▸ **Work required**
Repeat the material in full. Keep every line exactly as it is.

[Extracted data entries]

⟨

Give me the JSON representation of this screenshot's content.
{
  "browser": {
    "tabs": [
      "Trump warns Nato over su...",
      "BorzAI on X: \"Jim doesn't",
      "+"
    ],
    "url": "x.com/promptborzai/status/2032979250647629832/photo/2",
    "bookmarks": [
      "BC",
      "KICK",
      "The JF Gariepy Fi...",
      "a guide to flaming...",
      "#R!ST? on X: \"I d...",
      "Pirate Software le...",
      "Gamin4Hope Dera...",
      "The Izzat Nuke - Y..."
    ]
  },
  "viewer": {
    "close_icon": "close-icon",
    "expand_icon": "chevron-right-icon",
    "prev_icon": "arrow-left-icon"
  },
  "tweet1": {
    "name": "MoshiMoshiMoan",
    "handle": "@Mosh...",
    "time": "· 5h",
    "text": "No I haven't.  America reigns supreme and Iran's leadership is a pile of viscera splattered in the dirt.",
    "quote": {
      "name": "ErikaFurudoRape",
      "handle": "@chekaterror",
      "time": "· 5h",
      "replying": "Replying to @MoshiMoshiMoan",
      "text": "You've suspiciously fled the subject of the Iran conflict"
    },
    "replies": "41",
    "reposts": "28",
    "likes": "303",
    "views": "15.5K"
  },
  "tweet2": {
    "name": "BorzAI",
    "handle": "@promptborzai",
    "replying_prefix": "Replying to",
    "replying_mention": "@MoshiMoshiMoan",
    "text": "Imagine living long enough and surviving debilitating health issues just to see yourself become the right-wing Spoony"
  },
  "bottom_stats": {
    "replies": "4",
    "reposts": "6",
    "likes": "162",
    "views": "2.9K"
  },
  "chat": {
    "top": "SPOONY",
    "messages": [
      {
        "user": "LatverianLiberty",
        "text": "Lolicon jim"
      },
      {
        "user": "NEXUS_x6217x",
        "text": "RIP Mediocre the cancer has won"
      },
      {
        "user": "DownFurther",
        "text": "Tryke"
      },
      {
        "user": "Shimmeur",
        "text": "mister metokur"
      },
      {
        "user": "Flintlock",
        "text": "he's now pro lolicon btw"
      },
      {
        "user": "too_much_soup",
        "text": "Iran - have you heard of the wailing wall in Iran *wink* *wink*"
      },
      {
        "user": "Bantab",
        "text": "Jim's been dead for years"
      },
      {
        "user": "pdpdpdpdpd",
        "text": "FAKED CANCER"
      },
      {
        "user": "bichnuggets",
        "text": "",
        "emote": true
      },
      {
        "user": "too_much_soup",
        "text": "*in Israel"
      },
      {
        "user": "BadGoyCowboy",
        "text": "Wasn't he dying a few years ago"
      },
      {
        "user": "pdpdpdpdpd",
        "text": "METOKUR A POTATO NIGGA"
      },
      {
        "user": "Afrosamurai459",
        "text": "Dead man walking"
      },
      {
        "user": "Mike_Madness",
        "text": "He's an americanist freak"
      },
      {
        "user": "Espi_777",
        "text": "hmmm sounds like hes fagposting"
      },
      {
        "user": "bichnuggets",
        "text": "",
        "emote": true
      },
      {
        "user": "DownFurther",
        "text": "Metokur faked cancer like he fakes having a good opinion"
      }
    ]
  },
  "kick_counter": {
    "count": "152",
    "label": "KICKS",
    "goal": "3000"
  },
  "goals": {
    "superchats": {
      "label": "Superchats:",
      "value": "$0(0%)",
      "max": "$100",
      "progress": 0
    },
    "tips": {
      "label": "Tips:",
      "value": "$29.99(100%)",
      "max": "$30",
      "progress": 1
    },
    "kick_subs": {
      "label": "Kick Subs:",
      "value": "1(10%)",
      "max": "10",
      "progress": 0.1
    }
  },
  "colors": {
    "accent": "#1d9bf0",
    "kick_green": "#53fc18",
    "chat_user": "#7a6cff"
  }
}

⟩

▸ **Written answer**
Give me the JSON representation of this screenshot's content.
{
  "browser": {
    "tabs": [
      "Trump warns Nato over su...",
      "BorzAI on X: \"Jim doesn't",
      "+"
    ],
    "url": "x.com/promptborzai/status/2032979250647629832/photo/2",
    "bookmarks": [
      "BC",
      "KICK",
      "The JF Gariepy Fi...",
      "a guide to flaming...",
      "#R!ST? on X: \"I d...",
      "Pirate Software le...",
      "Gamin4Hope Dera...",
      "The Izzat Nuke - Y..."
    ]
  },
  "viewer": {
    "close_icon": "close-icon",
    "expand_icon": "chevron-right-icon",
    "prev_icon": "arrow-left-icon"
  },
  "tweet1": {
    "name": "MoshiMoshiMoan",
    "handle": "@Mosh...",
    "time": "· 5h",
    "text": "No I haven't.  America reigns supreme and Iran's leadership is a pile of viscera splattered in the dirt.",
    "quote": {
      "name": "ErikaFurudoRape",
      "handle": "@chekaterror",
      "time": "· 5h",
      "replying": "Replying to @MoshiMoshiMoan",
      "text": "You've suspiciously fled the subject of the Iran conflict"
    },
    "replies": "41",
    "reposts": "28",
    "likes": "303",
    "views": "15.5K"
  },
  "tweet2": {
    "name": "BorzAI",
    "handle": "@promptborzai",
    "replying_prefix": "Replying to",
    "replying_mention": "@MoshiMoshiMoan",
    "text": "Imagine living long enough and surviving debilitating health issues just to see yourself become the right-wing Spoony"
  },
  "bottom_stats": {
    "replies": "4",
    "reposts": "6",
    "likes": "162",
    "views": "2.9K"
  },
  "chat": {
    "top": "SPOONY",
    "messages": [
      {
        "user": "LatverianLiberty",
        "text": "Lolicon jim"
      },
      {
        "user": "NEXUS_x6217x",
        "text": "RIP Mediocre the cancer has won"
      },
      {
        "user": "DownFurther",
        "text": "Tryke"
      },
      {
        "user": "Shimmeur",
        "text": "mister metokur"
      },
      {
        "user": "Flintlock",
        "text": "he's now pro lolicon btw"
      },
      {
        "user": "too_much_soup",
        "text": "Iran - have you heard of the wailing wall in Iran *wink* *wink*"
      },
      {
        "user": "Bantab",
        "text": "Jim's been dead for years"
      },
      {
        "user": "pdpdpdpdpd",
        "text": "FAKED CANCER"
      },
      {
        "user": "bichnuggets",
        "text": "",
        "emote": true
      },
      {
        "user": "too_much_soup",
        "text": "*in Israel"
      },
      {
        "user": "BadGoyCowboy",
        "text": "Wasn't he dying a few years ago"
      },
      {
        "user": "pdpdpdpdpd",
        "text": "METOKUR A POTATO NIGGA"
      },
      {
        "user": "Afrosamurai459",
        "text": "Dead man walking"
      },
      {
        "user": "Mike_Madness",
        "text": "He's an americanist freak"
      },
      {
        "user": "Espi_777",
        "text": "hmmm sounds like hes fagposting"
      },
      {
        "user": "bichnuggets",
        "text": "",
        "emote": true
      },
      {
        "user": "DownFurther",
        "text": "Metokur faked cancer like he fakes having a good opinion"
      }
    ]
  },
  "kick_counter": {
    "count": "152",
    "label": "KICKS",
    "goal": "3000"
  },
  "goals": {
    "superchats": {
      "label": "Superchats:",
      "value": "$0(0%)",
      "max": "$100",
      "progress": 0
    },
    "tips": {
      "label": "Tips:",
      "value": "$29.99(100%)",
      "max": "$30",
      "progress": 1
    },
    "kick_subs": {
      "label": "Kick Subs:",
      "value": "1(10%)",
      "max": "10",
      "progress": 0.1
    }
  },
  "colors": {
    "accent": "#1d9bf0",
    "kick_green": "#53fc18",
    "chat_user": "#7a6cff"
  }
}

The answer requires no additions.